##### DATA SECTION #####
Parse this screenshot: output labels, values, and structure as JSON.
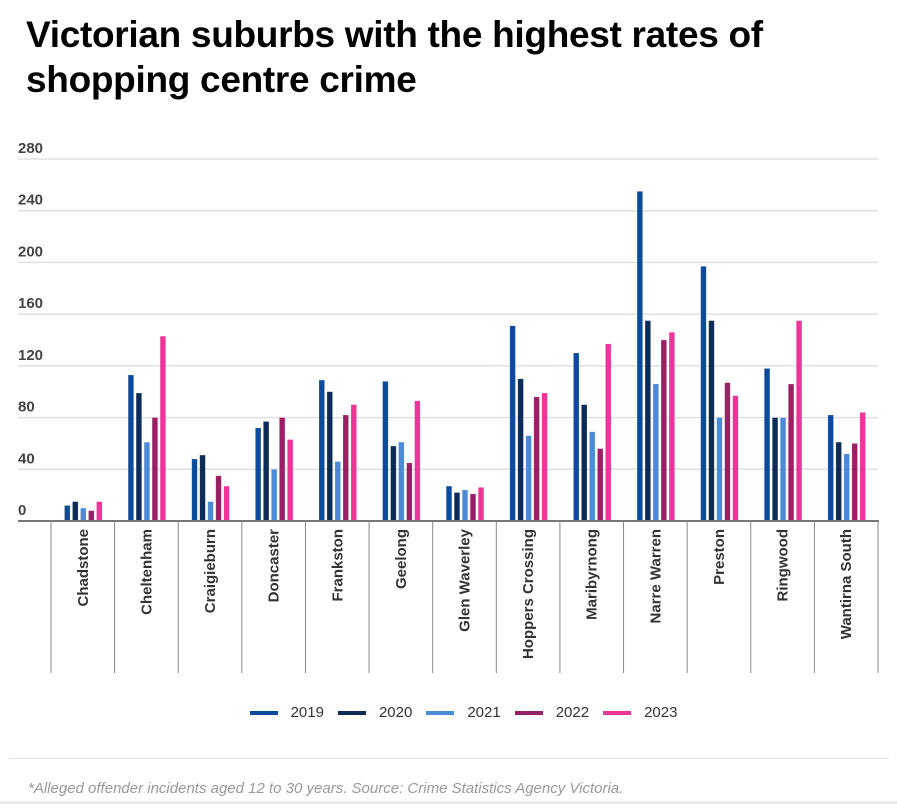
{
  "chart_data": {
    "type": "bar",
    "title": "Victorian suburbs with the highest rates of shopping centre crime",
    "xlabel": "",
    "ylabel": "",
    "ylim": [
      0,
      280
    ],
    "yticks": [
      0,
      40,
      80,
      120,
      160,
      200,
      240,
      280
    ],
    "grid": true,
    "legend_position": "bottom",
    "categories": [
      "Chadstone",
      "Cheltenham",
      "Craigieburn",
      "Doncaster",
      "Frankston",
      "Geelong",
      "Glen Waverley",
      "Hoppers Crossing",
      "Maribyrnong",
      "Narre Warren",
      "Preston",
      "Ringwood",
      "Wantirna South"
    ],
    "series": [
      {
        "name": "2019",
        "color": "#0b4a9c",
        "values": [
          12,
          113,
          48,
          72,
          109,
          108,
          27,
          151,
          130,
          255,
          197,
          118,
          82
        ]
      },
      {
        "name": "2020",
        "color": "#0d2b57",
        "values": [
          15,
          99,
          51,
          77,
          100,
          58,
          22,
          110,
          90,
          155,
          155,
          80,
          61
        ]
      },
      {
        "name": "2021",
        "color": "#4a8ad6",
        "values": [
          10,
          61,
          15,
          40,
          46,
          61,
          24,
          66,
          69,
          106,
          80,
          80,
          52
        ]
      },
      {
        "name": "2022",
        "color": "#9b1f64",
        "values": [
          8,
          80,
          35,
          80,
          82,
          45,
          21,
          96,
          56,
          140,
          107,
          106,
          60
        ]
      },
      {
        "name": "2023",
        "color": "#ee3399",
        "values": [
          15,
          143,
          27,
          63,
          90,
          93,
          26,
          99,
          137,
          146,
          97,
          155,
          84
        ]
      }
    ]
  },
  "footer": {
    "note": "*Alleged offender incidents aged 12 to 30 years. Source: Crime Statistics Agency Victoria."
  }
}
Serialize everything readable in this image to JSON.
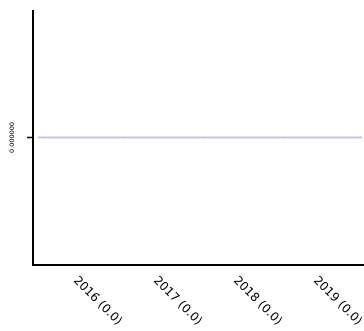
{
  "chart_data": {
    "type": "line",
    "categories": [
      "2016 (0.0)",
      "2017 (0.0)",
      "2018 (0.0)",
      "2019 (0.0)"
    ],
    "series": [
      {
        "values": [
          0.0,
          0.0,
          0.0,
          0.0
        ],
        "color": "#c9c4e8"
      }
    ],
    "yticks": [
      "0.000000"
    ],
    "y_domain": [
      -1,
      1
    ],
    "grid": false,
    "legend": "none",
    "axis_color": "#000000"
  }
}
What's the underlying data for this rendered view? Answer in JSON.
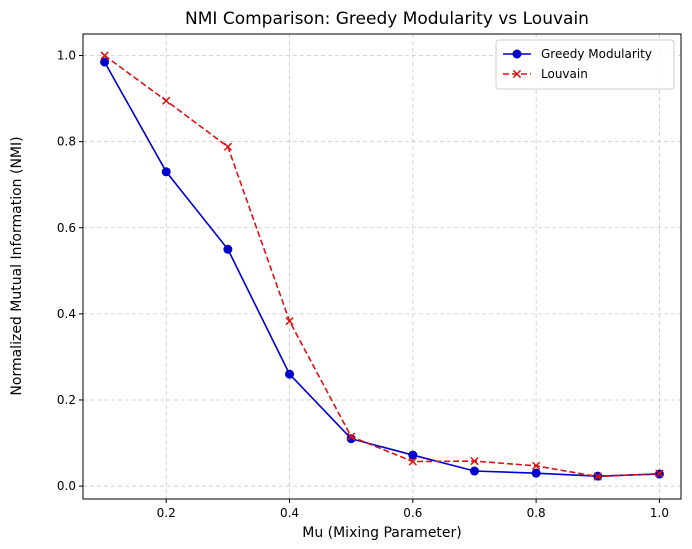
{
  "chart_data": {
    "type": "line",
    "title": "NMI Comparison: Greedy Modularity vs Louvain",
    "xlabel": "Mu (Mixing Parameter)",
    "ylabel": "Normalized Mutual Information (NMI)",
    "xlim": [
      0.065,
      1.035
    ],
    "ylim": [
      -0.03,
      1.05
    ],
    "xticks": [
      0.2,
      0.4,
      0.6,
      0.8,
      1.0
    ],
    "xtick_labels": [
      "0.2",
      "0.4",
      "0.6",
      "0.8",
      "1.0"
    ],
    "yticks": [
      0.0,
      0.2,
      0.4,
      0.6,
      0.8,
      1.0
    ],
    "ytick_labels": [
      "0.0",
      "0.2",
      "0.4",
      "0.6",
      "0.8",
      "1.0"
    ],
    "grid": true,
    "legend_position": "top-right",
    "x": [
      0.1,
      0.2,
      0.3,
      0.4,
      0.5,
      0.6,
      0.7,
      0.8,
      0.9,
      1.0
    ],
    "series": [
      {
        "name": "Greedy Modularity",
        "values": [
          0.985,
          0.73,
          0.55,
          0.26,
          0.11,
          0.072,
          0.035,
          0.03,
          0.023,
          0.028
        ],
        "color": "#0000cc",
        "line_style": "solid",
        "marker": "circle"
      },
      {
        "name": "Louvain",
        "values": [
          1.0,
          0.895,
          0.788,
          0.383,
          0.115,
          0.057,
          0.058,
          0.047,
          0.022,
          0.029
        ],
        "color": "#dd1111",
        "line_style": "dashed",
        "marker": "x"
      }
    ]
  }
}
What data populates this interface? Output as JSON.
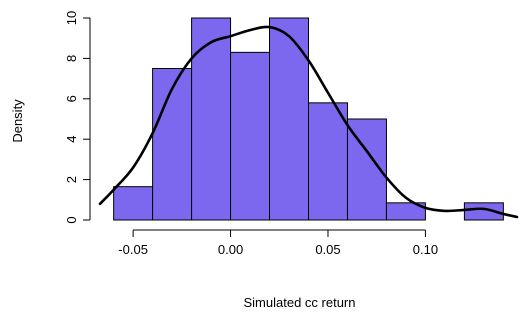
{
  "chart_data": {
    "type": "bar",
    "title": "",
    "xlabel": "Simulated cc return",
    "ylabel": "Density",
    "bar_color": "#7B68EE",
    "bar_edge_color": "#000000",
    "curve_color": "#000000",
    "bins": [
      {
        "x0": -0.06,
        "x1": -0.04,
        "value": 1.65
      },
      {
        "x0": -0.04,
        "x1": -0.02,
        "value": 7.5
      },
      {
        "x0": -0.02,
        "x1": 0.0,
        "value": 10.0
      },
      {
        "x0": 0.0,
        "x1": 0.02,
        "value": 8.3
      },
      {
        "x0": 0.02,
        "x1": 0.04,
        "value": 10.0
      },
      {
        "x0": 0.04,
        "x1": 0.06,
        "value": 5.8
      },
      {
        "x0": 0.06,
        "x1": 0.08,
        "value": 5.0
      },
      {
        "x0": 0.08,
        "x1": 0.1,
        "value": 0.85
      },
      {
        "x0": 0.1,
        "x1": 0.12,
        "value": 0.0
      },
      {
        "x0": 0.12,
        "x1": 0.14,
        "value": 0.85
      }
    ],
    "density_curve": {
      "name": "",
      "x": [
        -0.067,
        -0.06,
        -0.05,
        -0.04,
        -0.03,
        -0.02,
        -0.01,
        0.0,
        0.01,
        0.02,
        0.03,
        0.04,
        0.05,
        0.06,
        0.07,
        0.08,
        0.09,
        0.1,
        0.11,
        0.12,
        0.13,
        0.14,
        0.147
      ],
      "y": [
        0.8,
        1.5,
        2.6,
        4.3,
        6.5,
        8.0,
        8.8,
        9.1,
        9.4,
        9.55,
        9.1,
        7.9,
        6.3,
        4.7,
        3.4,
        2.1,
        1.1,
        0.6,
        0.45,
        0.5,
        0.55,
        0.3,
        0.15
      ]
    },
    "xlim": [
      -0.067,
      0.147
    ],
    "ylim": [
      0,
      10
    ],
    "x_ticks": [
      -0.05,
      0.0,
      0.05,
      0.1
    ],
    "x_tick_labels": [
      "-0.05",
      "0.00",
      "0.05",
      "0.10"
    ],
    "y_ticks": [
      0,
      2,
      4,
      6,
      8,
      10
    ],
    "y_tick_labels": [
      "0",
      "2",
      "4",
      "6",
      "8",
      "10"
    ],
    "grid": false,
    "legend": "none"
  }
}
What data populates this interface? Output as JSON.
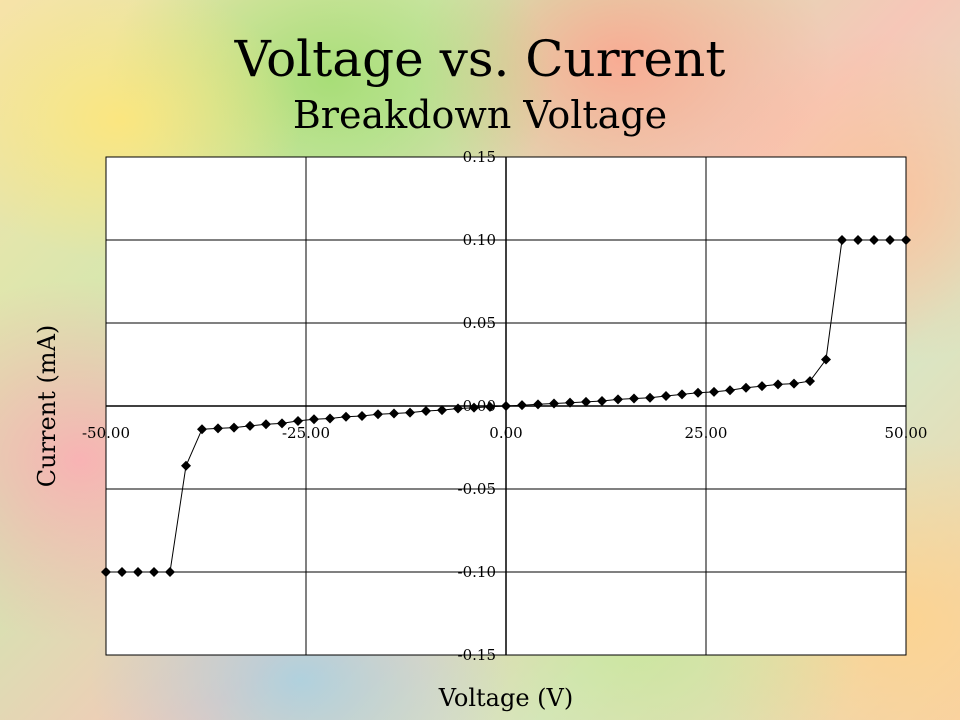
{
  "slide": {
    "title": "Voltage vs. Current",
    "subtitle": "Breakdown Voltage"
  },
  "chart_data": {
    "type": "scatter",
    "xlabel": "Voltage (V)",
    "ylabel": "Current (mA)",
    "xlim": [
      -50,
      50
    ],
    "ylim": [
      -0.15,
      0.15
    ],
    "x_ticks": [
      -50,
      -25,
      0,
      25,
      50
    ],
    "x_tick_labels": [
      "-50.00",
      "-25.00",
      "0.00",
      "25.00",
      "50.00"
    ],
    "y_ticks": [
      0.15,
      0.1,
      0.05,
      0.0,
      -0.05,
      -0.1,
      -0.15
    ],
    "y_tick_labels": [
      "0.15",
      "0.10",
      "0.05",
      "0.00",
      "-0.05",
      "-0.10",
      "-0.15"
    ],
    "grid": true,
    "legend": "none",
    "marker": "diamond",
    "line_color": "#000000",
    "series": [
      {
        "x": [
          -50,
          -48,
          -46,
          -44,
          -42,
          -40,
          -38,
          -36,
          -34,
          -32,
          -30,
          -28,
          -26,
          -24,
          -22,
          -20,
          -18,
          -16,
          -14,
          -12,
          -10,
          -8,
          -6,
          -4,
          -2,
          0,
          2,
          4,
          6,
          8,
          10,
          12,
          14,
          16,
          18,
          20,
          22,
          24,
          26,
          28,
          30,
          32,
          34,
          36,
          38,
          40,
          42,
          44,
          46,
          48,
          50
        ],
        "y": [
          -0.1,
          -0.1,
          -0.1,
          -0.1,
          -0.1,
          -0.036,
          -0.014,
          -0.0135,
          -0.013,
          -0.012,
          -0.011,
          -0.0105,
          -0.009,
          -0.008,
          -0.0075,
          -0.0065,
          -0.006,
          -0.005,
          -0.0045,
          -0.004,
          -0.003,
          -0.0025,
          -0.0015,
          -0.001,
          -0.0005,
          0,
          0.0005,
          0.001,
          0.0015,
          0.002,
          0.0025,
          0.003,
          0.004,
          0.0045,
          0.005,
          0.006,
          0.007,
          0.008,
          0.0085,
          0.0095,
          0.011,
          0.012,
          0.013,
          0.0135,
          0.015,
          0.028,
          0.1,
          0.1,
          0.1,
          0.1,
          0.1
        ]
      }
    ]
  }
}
#####
## DO THIS
Where a line above holds the string "name", show that line.

## EXERCISE OUTPUT
        "name": "2019",
        "name": "2020",
        "name": "2021",
        "name": "2022",
        "name": "2023",
        "name": "Greedy Modularity",
        "name": "Louvain",
      "name": "",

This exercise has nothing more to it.